DIRECTIVE |
Would you transcribe the whole listing exactly, minus its pictures?

[Start of EXTRACTED RECORDS]

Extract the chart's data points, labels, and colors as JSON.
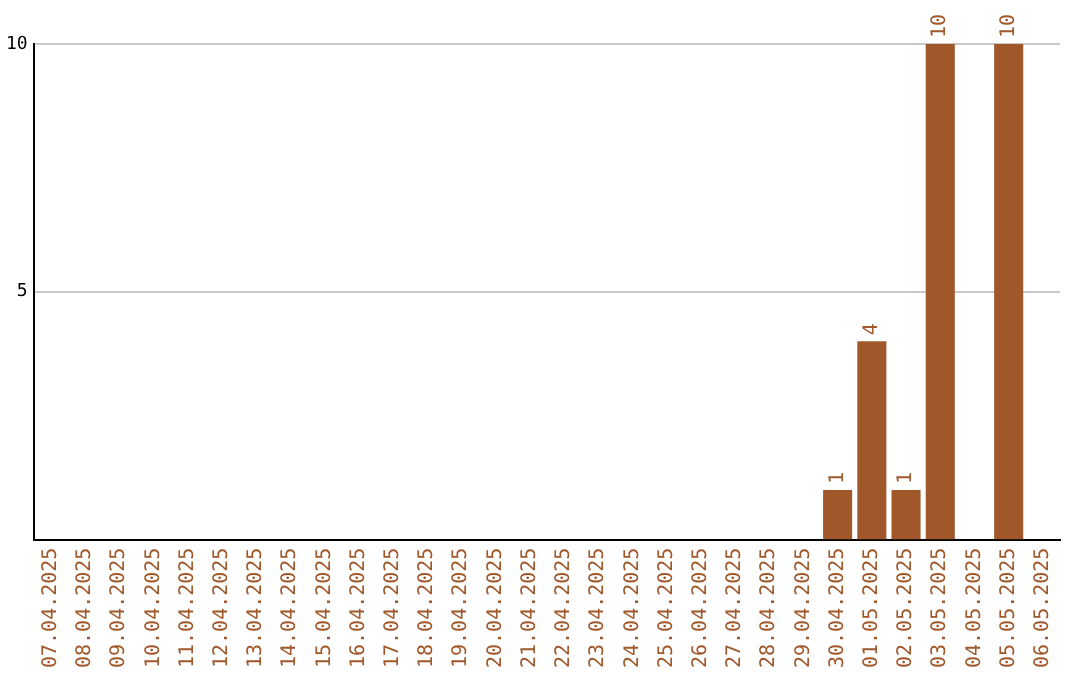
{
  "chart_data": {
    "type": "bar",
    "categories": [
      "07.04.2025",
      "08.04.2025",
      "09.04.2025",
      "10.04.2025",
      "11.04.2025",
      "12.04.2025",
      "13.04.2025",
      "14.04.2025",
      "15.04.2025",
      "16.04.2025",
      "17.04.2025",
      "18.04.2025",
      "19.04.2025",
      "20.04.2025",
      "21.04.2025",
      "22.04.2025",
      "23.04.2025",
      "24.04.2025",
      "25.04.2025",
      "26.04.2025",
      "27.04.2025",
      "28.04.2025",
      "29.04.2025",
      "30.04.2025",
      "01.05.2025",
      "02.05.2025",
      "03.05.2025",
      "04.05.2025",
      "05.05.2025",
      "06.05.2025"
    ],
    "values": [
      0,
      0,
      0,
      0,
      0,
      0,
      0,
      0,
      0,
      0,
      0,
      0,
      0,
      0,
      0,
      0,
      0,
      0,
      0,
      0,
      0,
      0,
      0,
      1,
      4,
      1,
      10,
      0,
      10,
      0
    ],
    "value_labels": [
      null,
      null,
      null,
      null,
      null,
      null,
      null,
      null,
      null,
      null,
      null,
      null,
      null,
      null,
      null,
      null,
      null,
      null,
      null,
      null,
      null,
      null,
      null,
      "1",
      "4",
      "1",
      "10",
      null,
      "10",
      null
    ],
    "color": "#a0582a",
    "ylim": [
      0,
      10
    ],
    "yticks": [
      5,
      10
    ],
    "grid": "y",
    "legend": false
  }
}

[End of EXTRACTED RECORDS]

SOLUTION TO THIS EXERCISE |
Extract the chart's data points, labels, and colors as JSON.
{
  "chart_data": {
    "type": "bar",
    "categories": [
      "07.04.2025",
      "08.04.2025",
      "09.04.2025",
      "10.04.2025",
      "11.04.2025",
      "12.04.2025",
      "13.04.2025",
      "14.04.2025",
      "15.04.2025",
      "16.04.2025",
      "17.04.2025",
      "18.04.2025",
      "19.04.2025",
      "20.04.2025",
      "21.04.2025",
      "22.04.2025",
      "23.04.2025",
      "24.04.2025",
      "25.04.2025",
      "26.04.2025",
      "27.04.2025",
      "28.04.2025",
      "29.04.2025",
      "30.04.2025",
      "01.05.2025",
      "02.05.2025",
      "03.05.2025",
      "04.05.2025",
      "05.05.2025",
      "06.05.2025"
    ],
    "values": [
      0,
      0,
      0,
      0,
      0,
      0,
      0,
      0,
      0,
      0,
      0,
      0,
      0,
      0,
      0,
      0,
      0,
      0,
      0,
      0,
      0,
      0,
      0,
      1,
      4,
      1,
      10,
      0,
      10,
      0
    ],
    "value_labels": [
      null,
      null,
      null,
      null,
      null,
      null,
      null,
      null,
      null,
      null,
      null,
      null,
      null,
      null,
      null,
      null,
      null,
      null,
      null,
      null,
      null,
      null,
      null,
      "1",
      "4",
      "1",
      "10",
      null,
      "10",
      null
    ],
    "color": "#a0582a",
    "ylim": [
      0,
      10
    ],
    "yticks": [
      5,
      10
    ],
    "grid": "y",
    "legend": false
  }
}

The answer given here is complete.